DESCRIPTION OF THE TASK: Below are the records. Gather each line that holds "Padi".

RECORDS TO USE:
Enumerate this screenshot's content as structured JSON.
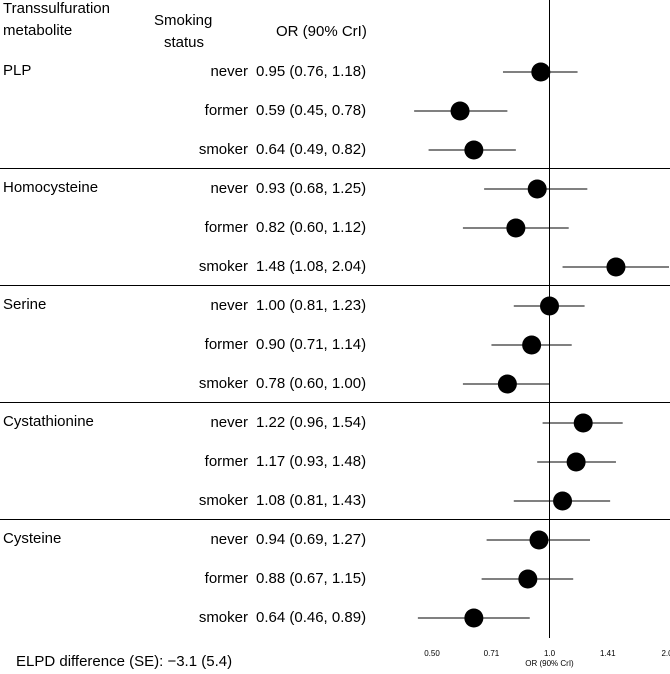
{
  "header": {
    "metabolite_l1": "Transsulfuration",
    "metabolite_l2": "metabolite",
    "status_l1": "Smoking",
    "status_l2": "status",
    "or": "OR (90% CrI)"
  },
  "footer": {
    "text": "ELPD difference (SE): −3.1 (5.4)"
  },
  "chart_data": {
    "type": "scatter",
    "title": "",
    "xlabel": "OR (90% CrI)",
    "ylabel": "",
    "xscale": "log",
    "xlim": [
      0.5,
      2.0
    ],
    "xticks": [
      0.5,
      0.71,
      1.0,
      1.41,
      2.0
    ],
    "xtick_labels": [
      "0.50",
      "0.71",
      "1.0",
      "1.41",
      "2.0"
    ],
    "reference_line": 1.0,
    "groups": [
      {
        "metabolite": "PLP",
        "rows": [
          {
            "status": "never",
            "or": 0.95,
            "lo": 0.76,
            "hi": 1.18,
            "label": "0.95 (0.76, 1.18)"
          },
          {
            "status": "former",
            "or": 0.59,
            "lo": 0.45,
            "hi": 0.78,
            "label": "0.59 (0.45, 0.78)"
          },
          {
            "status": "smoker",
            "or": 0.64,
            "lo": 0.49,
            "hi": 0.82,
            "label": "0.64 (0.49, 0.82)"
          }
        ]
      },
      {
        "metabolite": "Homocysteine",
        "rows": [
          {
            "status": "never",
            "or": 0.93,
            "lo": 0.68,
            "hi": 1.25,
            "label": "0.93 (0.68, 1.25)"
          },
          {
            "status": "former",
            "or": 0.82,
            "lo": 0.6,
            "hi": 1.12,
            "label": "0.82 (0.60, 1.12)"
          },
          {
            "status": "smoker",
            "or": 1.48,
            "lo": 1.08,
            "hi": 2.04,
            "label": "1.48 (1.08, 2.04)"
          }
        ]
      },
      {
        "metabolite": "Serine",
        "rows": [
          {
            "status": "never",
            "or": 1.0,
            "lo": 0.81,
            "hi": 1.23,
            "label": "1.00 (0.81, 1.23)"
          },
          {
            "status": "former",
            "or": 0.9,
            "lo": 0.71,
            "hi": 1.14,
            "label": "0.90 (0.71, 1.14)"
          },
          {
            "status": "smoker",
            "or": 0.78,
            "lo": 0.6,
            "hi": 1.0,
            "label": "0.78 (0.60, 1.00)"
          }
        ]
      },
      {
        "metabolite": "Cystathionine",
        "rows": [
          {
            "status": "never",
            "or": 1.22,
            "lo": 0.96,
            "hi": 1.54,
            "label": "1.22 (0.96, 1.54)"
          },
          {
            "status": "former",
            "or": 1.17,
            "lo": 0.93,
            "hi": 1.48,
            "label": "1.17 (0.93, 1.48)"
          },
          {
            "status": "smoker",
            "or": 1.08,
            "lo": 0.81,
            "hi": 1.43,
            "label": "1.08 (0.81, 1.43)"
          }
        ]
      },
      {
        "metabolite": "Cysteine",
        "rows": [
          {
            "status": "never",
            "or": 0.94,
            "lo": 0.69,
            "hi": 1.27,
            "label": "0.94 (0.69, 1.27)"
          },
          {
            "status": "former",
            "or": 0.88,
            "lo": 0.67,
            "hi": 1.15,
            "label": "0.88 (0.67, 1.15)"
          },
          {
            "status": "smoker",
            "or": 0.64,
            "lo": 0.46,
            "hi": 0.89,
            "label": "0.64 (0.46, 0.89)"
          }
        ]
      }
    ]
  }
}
--
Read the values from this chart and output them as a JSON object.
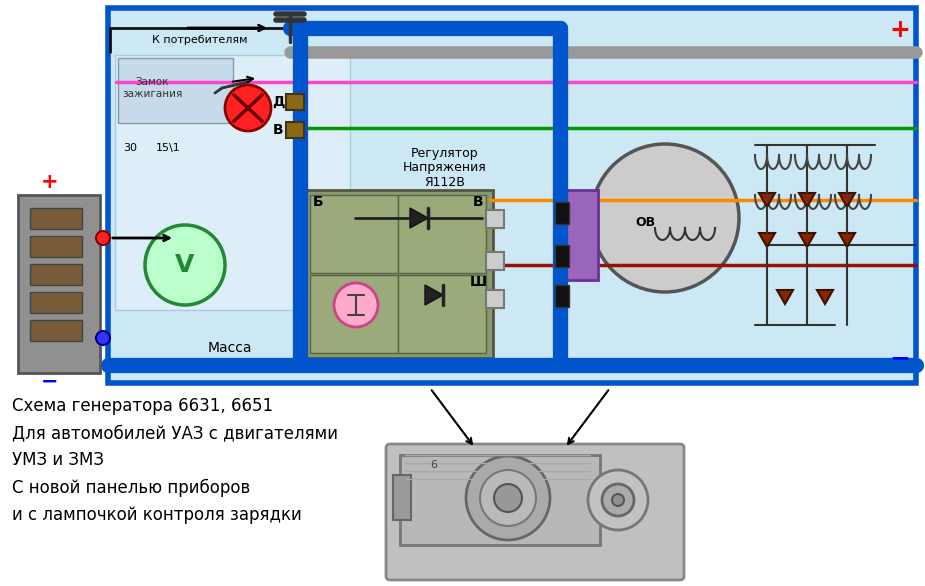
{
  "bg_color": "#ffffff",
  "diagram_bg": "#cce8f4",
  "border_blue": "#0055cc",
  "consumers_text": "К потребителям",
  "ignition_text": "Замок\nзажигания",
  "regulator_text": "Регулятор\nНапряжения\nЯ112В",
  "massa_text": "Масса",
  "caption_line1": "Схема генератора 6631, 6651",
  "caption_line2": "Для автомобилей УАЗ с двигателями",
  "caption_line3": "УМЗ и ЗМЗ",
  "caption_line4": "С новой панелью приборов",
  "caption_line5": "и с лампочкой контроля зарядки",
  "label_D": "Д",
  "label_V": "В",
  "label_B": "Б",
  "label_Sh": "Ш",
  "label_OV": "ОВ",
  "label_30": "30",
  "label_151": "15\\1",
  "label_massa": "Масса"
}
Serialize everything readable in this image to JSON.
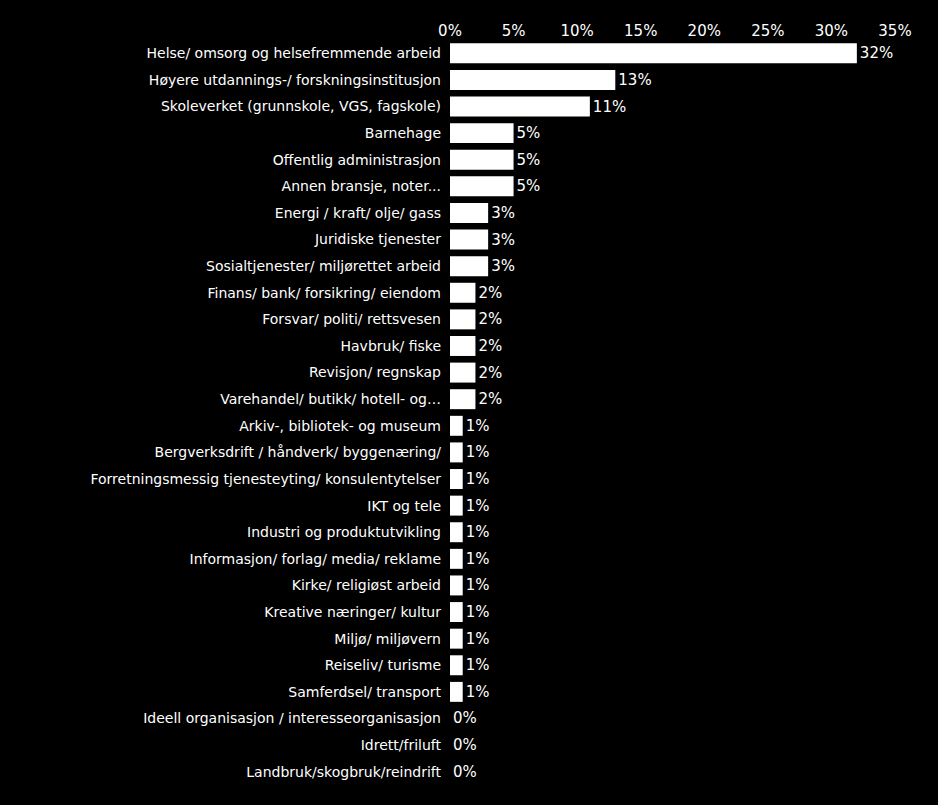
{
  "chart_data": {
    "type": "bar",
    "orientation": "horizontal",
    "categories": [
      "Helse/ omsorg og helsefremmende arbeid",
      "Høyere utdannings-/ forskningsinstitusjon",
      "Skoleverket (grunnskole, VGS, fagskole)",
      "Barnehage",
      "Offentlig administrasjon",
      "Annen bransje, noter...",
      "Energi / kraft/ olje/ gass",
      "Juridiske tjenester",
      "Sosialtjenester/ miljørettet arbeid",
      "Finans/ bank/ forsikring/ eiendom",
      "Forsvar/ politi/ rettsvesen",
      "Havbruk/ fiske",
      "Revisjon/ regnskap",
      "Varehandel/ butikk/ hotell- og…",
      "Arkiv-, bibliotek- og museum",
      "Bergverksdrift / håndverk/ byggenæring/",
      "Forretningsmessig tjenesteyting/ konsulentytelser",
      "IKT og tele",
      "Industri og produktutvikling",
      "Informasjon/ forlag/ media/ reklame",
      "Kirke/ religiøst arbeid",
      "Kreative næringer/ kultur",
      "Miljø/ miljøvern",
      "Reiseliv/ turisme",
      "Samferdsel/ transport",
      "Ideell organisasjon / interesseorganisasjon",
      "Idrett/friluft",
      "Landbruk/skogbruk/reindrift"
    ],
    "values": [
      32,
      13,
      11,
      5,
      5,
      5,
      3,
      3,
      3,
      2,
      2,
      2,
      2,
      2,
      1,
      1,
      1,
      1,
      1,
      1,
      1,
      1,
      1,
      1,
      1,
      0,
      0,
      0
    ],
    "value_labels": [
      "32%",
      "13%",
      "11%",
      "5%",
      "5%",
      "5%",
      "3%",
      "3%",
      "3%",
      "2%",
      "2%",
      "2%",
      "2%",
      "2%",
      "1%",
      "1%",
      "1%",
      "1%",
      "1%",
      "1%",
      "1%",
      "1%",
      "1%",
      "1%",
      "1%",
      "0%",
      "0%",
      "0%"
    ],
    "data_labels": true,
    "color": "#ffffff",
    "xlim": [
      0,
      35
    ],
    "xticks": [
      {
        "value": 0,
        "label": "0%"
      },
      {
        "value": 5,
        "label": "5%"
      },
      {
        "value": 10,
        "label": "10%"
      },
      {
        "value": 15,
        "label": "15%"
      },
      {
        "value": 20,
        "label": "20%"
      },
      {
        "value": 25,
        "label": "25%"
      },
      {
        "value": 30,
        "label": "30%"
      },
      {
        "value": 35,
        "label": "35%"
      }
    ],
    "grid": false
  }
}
...
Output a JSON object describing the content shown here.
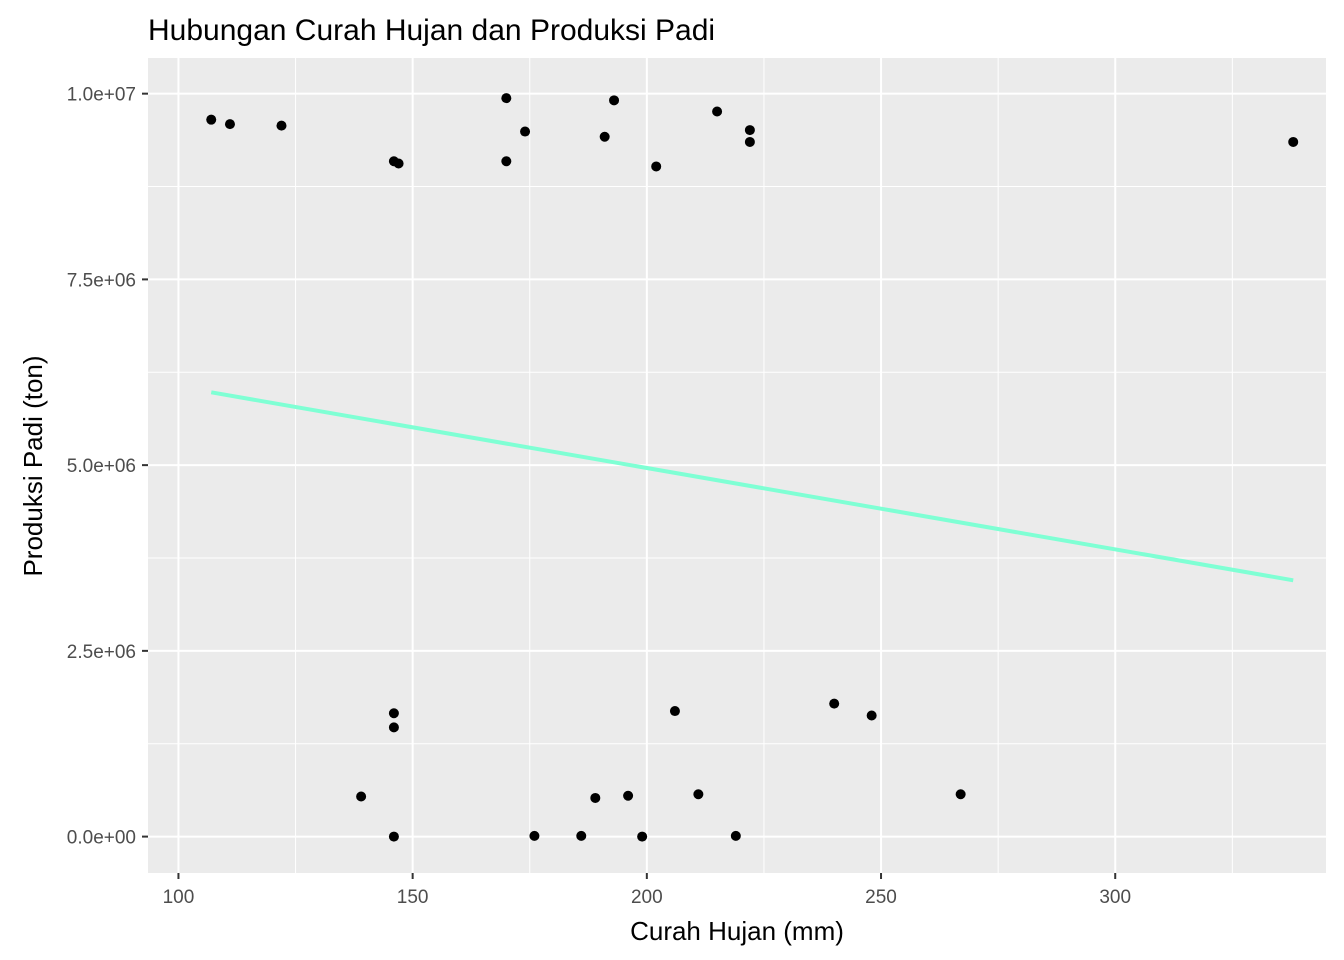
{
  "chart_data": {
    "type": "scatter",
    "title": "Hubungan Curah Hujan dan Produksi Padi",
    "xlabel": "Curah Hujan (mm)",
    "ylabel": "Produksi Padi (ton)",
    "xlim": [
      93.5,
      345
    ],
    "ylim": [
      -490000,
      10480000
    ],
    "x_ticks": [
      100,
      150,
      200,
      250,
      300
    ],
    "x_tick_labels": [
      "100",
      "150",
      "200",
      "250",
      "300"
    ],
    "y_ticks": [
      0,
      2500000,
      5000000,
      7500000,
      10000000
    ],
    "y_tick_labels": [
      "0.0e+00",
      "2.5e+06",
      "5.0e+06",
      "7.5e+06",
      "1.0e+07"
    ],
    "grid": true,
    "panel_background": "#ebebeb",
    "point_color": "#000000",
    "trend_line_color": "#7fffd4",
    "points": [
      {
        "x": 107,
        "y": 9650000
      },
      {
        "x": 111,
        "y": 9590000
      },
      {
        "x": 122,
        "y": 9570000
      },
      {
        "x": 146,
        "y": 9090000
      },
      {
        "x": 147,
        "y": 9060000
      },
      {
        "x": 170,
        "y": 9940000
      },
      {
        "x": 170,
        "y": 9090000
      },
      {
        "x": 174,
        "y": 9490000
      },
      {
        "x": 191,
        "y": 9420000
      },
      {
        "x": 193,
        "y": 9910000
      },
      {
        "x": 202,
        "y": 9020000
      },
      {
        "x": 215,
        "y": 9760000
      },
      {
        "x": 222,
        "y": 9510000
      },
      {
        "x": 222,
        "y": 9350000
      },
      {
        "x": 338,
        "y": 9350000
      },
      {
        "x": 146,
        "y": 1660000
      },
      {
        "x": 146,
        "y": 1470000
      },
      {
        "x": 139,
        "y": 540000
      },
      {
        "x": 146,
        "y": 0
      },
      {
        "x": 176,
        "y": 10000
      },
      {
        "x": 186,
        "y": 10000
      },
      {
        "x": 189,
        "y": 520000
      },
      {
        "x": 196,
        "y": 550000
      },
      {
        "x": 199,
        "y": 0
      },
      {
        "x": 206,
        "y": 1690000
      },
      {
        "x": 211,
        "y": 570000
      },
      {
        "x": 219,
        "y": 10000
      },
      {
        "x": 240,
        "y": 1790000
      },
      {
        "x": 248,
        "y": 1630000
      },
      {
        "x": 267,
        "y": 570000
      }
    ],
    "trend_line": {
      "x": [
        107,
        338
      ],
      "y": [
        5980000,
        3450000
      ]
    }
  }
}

OUTPUT OF THE TASK:
    "title": "Hubungan Curah Hujan dan Produksi Padi",
    "ylabel": "Produksi Padi (ton)",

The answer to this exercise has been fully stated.